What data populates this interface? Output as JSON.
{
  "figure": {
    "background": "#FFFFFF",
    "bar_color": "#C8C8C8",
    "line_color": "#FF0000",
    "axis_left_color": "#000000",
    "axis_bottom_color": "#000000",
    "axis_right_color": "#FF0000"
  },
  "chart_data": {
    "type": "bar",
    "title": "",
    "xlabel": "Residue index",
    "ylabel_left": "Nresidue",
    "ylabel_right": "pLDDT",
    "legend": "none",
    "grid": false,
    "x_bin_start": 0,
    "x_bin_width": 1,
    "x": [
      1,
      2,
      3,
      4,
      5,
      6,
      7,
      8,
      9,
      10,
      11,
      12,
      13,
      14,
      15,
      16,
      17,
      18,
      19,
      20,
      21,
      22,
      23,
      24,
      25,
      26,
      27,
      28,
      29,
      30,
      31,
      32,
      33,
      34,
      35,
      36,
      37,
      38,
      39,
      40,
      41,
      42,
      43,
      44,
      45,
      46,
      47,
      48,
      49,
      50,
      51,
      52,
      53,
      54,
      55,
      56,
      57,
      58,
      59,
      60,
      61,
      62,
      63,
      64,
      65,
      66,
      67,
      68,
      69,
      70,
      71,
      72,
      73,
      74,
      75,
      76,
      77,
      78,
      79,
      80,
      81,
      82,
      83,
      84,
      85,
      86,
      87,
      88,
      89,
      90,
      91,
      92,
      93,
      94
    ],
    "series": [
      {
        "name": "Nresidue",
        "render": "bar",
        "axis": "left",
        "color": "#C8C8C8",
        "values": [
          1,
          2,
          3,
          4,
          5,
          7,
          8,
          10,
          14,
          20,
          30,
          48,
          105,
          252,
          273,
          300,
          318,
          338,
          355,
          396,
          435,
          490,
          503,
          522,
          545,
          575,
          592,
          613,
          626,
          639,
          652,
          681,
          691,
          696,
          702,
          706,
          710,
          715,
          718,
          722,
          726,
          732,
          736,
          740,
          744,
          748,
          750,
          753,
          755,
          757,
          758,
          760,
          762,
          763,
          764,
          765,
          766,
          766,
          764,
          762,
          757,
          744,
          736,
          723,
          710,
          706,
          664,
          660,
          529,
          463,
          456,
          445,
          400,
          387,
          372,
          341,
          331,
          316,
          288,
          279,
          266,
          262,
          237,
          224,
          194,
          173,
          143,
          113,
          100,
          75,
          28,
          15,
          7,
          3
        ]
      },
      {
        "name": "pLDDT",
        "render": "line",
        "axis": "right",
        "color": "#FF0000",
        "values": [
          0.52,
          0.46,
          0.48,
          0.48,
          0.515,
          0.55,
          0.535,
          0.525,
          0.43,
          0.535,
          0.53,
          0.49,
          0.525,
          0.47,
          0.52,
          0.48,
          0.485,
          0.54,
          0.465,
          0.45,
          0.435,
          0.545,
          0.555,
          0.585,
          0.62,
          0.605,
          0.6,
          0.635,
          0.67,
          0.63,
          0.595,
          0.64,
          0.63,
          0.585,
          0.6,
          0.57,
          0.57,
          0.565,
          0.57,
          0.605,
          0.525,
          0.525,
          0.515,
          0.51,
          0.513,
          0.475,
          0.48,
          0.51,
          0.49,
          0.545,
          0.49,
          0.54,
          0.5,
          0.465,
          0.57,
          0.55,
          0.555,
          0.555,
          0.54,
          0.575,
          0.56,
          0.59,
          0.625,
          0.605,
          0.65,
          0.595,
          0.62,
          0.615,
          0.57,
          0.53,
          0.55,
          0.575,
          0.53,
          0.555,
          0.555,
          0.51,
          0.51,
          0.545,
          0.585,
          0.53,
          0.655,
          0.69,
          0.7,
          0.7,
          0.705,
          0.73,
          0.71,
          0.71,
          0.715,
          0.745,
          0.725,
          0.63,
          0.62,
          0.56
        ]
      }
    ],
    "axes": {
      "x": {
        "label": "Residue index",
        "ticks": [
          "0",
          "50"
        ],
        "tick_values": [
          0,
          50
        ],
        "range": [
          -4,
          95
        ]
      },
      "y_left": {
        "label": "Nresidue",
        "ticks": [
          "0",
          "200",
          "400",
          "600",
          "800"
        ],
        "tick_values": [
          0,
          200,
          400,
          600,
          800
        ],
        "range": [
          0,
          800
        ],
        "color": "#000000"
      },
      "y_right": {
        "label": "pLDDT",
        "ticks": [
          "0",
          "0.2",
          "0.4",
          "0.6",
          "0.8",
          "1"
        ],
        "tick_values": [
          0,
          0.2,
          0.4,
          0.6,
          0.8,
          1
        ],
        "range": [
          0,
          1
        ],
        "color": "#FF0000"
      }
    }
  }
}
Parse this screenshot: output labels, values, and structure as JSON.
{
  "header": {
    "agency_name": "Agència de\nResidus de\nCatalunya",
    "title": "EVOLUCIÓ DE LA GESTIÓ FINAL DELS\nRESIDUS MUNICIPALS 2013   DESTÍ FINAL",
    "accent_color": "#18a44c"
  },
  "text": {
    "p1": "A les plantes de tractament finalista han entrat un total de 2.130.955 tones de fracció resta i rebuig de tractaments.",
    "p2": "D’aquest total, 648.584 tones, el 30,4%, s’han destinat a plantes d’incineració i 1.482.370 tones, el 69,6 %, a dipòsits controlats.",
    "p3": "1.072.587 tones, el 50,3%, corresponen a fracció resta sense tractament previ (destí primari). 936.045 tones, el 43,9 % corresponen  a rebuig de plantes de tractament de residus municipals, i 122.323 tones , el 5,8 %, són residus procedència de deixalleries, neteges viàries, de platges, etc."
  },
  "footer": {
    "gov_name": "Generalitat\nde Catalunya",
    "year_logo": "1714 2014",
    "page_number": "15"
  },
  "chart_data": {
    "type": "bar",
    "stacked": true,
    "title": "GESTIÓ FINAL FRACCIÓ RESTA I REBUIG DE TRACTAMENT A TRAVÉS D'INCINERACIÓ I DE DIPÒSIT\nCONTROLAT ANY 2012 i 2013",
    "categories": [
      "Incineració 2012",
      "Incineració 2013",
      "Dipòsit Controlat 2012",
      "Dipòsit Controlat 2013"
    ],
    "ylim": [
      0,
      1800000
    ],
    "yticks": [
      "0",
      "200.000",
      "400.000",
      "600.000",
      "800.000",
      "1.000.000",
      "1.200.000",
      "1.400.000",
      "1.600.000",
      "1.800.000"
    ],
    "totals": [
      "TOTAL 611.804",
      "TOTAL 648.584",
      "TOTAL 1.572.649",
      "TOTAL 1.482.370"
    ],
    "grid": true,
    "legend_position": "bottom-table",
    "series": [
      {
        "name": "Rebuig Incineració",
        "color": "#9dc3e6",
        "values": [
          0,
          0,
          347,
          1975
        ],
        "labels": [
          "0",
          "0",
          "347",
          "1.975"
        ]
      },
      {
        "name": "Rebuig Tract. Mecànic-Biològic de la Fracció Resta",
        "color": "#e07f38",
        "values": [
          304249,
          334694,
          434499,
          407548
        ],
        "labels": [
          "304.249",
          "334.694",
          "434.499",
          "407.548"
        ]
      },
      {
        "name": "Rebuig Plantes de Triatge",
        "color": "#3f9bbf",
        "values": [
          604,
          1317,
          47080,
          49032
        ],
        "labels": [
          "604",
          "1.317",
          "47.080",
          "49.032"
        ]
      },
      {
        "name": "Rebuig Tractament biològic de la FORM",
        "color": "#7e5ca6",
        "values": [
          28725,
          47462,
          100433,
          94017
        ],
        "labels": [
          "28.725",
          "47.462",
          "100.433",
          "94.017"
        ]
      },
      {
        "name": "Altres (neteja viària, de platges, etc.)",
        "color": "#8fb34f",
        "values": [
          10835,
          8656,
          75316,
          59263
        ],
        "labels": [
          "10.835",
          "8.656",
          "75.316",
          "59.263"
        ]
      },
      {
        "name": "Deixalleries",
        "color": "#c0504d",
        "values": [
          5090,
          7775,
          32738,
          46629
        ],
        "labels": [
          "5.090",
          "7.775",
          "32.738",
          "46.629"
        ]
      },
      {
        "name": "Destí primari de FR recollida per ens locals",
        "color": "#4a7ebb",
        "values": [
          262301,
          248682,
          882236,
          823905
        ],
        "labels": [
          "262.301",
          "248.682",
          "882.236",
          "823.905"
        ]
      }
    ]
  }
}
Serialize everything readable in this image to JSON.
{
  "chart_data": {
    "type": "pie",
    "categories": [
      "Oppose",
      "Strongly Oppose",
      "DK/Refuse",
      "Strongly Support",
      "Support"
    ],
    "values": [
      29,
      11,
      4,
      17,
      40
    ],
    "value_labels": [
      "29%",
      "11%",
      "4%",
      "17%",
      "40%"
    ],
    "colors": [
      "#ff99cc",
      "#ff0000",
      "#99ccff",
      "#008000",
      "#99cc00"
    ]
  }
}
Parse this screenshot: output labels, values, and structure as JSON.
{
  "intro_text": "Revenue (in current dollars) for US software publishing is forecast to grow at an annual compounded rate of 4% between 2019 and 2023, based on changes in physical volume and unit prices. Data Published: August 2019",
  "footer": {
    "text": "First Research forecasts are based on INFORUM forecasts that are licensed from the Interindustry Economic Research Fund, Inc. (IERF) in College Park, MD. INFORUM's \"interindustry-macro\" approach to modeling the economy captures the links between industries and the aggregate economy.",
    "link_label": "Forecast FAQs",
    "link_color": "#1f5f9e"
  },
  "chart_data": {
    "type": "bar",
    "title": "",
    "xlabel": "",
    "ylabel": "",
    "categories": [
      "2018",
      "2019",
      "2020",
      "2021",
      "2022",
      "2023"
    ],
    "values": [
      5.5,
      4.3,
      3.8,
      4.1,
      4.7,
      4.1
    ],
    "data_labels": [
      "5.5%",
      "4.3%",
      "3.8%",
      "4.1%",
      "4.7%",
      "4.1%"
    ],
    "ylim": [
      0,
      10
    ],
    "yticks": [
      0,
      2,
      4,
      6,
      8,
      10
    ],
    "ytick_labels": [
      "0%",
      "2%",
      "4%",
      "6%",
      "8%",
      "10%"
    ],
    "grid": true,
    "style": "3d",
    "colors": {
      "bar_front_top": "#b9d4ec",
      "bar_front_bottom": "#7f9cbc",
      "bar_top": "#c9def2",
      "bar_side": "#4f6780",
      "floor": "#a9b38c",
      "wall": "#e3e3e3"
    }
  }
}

* PROBLEM REQUIREMENTS *
List all lines holding the string "between".

* TASK RESULT *
  "intro_text": "Revenue (in current dollars) for US software publishing is forecast to grow at an annual compounded rate of 4% between 2019 and 2023, based on changes in physical volume and unit prices. Data Published: August 2019",
    "text": "First Research forecasts are based on INFORUM forecasts that are licensed from the Interindustry Economic Research Fund, Inc. (IERF) in College Park, MD. INFORUM's \"interindustry-macro\" approach to modeling the economy captures the links between industries and the aggregate economy.",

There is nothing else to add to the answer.